→ TASK GOAL: From the data that follows, report how many lines hold the string "marker", giving only the number.

-*-

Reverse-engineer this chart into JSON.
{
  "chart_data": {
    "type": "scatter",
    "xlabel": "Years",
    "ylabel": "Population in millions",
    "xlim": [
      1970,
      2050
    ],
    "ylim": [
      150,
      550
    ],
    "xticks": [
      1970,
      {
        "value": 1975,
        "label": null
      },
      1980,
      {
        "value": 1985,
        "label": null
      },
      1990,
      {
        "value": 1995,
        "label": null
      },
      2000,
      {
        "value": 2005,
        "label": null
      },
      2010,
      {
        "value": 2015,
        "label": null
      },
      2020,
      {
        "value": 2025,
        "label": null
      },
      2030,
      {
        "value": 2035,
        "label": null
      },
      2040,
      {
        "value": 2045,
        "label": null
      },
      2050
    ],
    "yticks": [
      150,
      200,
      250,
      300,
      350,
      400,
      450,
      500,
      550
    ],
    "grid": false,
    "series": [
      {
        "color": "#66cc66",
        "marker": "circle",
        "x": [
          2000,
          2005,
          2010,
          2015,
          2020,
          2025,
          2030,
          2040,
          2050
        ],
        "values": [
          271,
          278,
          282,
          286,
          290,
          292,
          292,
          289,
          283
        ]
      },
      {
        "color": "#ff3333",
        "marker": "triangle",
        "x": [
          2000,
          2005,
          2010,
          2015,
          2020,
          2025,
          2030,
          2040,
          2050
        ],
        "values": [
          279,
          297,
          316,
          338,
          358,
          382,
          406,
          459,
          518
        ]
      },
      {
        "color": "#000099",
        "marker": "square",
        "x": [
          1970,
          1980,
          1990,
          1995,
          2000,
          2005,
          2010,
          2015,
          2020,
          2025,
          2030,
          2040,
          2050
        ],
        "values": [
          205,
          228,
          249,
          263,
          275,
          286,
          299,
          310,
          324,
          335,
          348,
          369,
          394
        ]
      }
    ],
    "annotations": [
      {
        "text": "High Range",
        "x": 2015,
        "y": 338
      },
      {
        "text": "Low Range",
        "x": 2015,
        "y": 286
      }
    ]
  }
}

-*-

→ CORRECT ANSWER: 3